Short task
For the listing below, give the number of lines in which "this" occurs. Add nothing.

Extracted entries
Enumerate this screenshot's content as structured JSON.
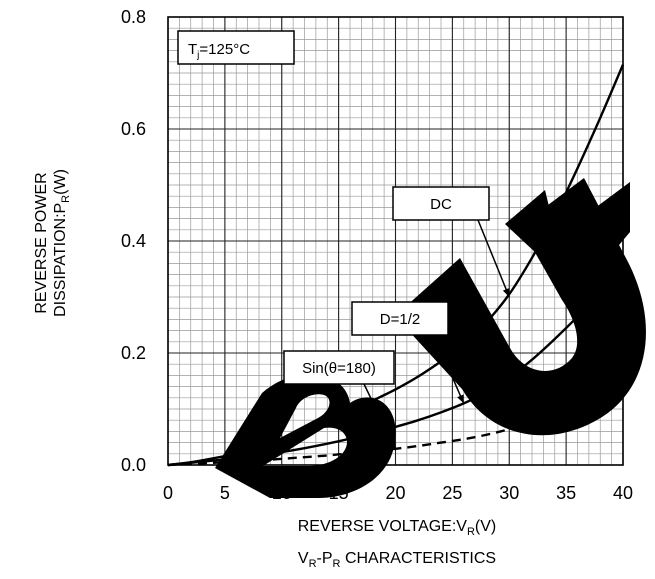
{
  "chart_data": {
    "type": "line",
    "title": "",
    "caption": {
      "main": "V",
      "sub1": "R",
      "mid": "-P",
      "sub2": "R",
      "rest": " CHARACTERISTICS"
    },
    "xlabel": {
      "main": "REVERSE VOLTAGE:V",
      "sub": "R",
      "unit": "(V)"
    },
    "ylabel": {
      "line1": "REVERSE POWER",
      "line2_main": "DISSIPATION:P",
      "line2_sub": "R",
      "line2_unit": "(W)"
    },
    "xlim": [
      0,
      40
    ],
    "ylim": [
      0,
      0.8
    ],
    "x_ticks": [
      "0",
      "5",
      "10",
      "15",
      "20",
      "25",
      "30",
      "35",
      "40"
    ],
    "y_ticks": [
      "0.0",
      "0.2",
      "0.4",
      "0.6",
      "0.8"
    ],
    "grid": true,
    "condition": {
      "main": "T",
      "sub": "j",
      "rest": "=125°C"
    },
    "series": [
      {
        "name": "DC",
        "style": "solid",
        "x": [
          0,
          2,
          4,
          6,
          8,
          10,
          12,
          14,
          16,
          18,
          20,
          22,
          24,
          26,
          28,
          30,
          32,
          34,
          36,
          38,
          40
        ],
        "y": [
          0,
          0.005,
          0.012,
          0.02,
          0.03,
          0.043,
          0.058,
          0.075,
          0.095,
          0.115,
          0.135,
          0.158,
          0.185,
          0.215,
          0.255,
          0.305,
          0.37,
          0.445,
          0.53,
          0.62,
          0.715
        ]
      },
      {
        "name": "D=1/2",
        "style": "solid",
        "x": [
          0,
          2,
          4,
          6,
          8,
          10,
          12,
          14,
          16,
          18,
          20,
          22,
          24,
          26,
          28,
          30,
          32,
          34,
          36,
          38,
          40
        ],
        "y": [
          0,
          0.004,
          0.008,
          0.012,
          0.017,
          0.023,
          0.03,
          0.038,
          0.047,
          0.057,
          0.068,
          0.08,
          0.094,
          0.11,
          0.13,
          0.156,
          0.188,
          0.225,
          0.265,
          0.31,
          0.357
        ]
      },
      {
        "name": "Sin(θ=180)",
        "style": "dashed",
        "x": [
          0,
          2,
          4,
          6,
          8,
          10,
          12,
          14,
          16,
          18,
          20,
          22,
          24,
          26,
          28,
          30,
          32,
          34,
          36,
          38,
          40
        ],
        "y": [
          0,
          0.002,
          0.004,
          0.006,
          0.008,
          0.011,
          0.014,
          0.017,
          0.021,
          0.025,
          0.029,
          0.034,
          0.04,
          0.046,
          0.054,
          0.064,
          0.076,
          0.09,
          0.106,
          0.124,
          0.144
        ]
      }
    ],
    "annotations": [
      {
        "label": "DC",
        "target": [
          30,
          0.3
        ]
      },
      {
        "label": "D=1/2",
        "target": [
          26,
          0.11
        ]
      },
      {
        "label": "Sin(θ=180)",
        "target": [
          20,
          0.028
        ]
      }
    ],
    "watermark": "BUY"
  }
}
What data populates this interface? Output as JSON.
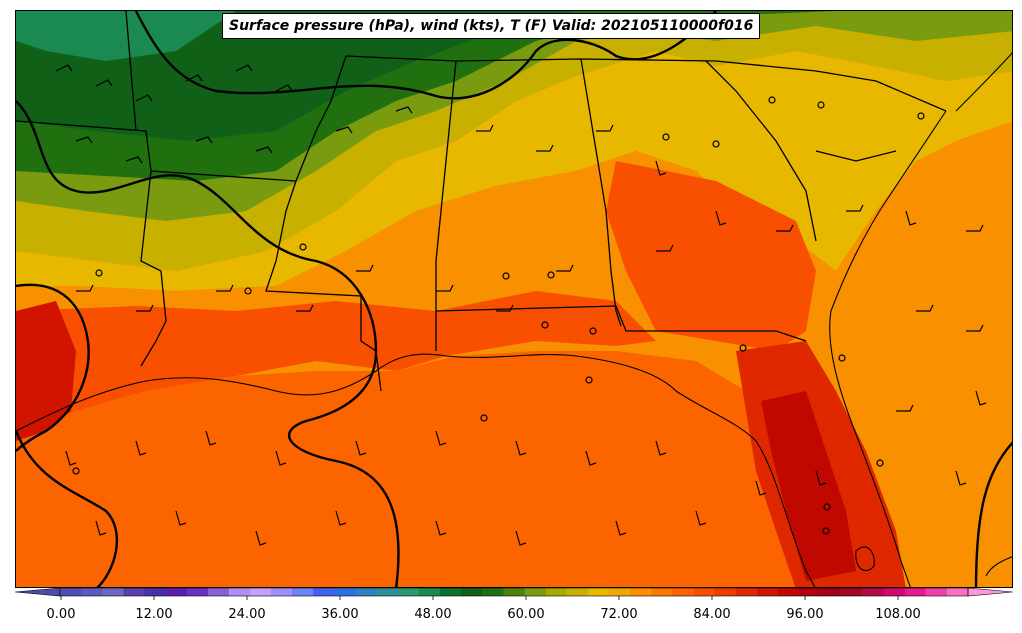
{
  "title": "Surface pressure (hPa), wind (kts), T (F) Valid: 202105110000f016",
  "colorbar": {
    "min": -6,
    "max": 123,
    "tick_labels": [
      "0.00",
      "12.00",
      "24.00",
      "36.00",
      "48.00",
      "60.00",
      "72.00",
      "84.00",
      "96.00",
      "108.00"
    ],
    "tick_values": [
      0,
      12,
      24,
      36,
      48,
      60,
      72,
      84,
      96,
      108
    ],
    "colors": [
      "#4b4ba8",
      "#5050b0",
      "#5a5ab8",
      "#6a6ac0",
      "#5b3fb0",
      "#4a2fa8",
      "#5a1fb0",
      "#6a2fc0",
      "#8a5fd8",
      "#b090f0",
      "#c8a0f8",
      "#a090f8",
      "#7080f8",
      "#4060f0",
      "#3070e0",
      "#3080c0",
      "#30909a",
      "#2a9a70",
      "#1a8a50",
      "#107030",
      "#106018",
      "#207010",
      "#508010",
      "#7a9a10",
      "#a8a800",
      "#c8b000",
      "#e8b800",
      "#f0a800",
      "#f89000",
      "#fc7800",
      "#fc6400",
      "#f85000",
      "#f03c00",
      "#e02800",
      "#d01400",
      "#c00800",
      "#b00010",
      "#a00018",
      "#a00828",
      "#b00848",
      "#d00870",
      "#e81890",
      "#f040a8",
      "#f870c0",
      "#fc98d8"
    ],
    "extend": "both"
  },
  "map": {
    "region": "Southeastern United States",
    "temperature_field_F": {
      "range": [
        52,
        100
      ]
    },
    "layers": [
      "temperature-filled-contours",
      "isobars",
      "wind-barbs",
      "state-borders",
      "coastlines"
    ]
  }
}
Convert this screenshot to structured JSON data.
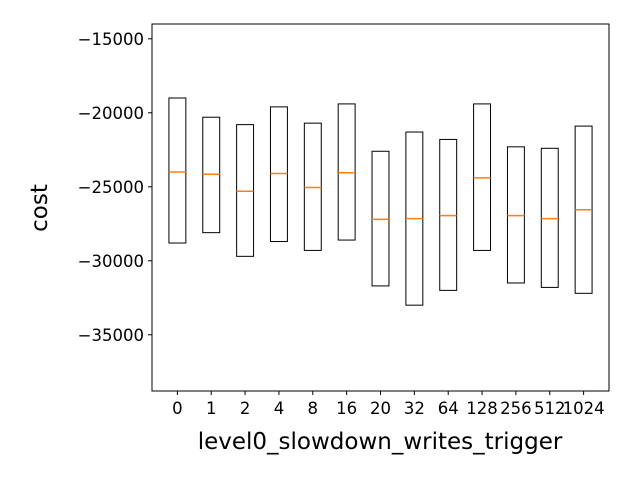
{
  "chart_data": {
    "type": "box",
    "xlabel": "level0_slowdown_writes_trigger",
    "ylabel": "cost",
    "categories": [
      "0",
      "1",
      "2",
      "4",
      "8",
      "16",
      "20",
      "32",
      "64",
      "128",
      "256",
      "512",
      "1024"
    ],
    "boxes": [
      {
        "q1": -28800,
        "median": -24000,
        "q3": -19000
      },
      {
        "q1": -28100,
        "median": -24150,
        "q3": -20300
      },
      {
        "q1": -29700,
        "median": -25300,
        "q3": -20800
      },
      {
        "q1": -28700,
        "median": -24100,
        "q3": -19600
      },
      {
        "q1": -29300,
        "median": -25050,
        "q3": -20700
      },
      {
        "q1": -28600,
        "median": -24050,
        "q3": -19400
      },
      {
        "q1": -31700,
        "median": -27200,
        "q3": -22600
      },
      {
        "q1": -33000,
        "median": -27150,
        "q3": -21300
      },
      {
        "q1": -32000,
        "median": -26950,
        "q3": -21800
      },
      {
        "q1": -29300,
        "median": -24400,
        "q3": -19400
      },
      {
        "q1": -31500,
        "median": -26950,
        "q3": -22300
      },
      {
        "q1": -31800,
        "median": -27150,
        "q3": -22400
      },
      {
        "q1": -32200,
        "median": -26550,
        "q3": -20900
      }
    ],
    "yticks": [
      -15000,
      -20000,
      -25000,
      -30000,
      -35000
    ],
    "ytick_labels": [
      "−15000",
      "−20000",
      "−25000",
      "−30000",
      "−35000"
    ],
    "ylim": [
      -38800,
      -14000
    ],
    "grid": false,
    "colors": {
      "box": "#000000",
      "median": "#ff7f0e"
    }
  }
}
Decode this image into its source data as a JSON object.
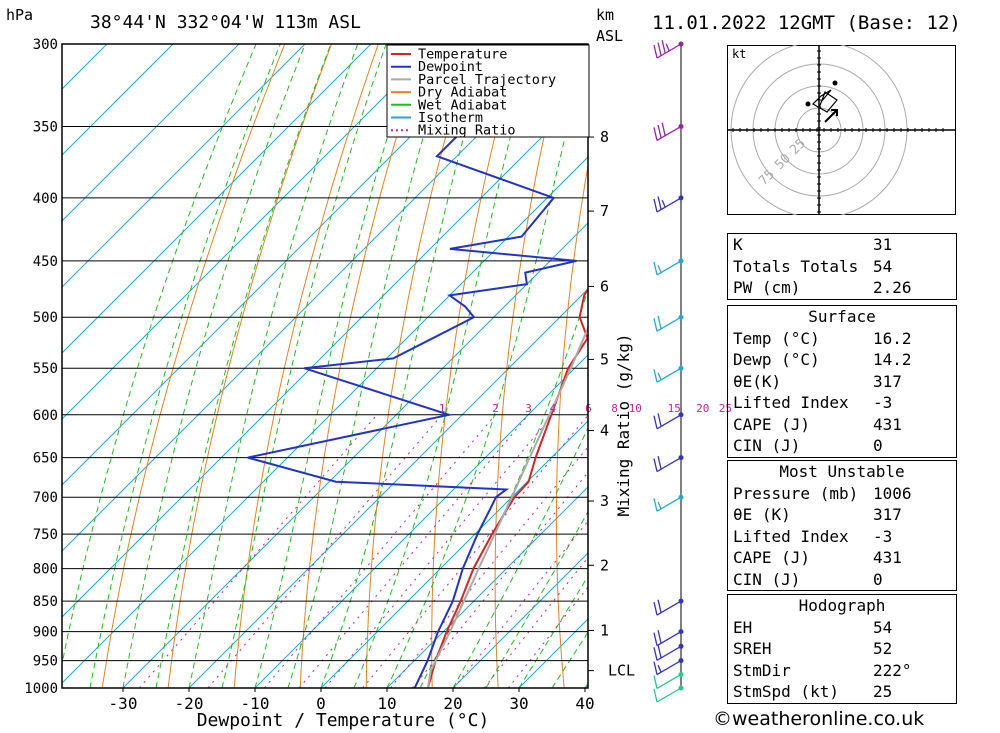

Task solution
4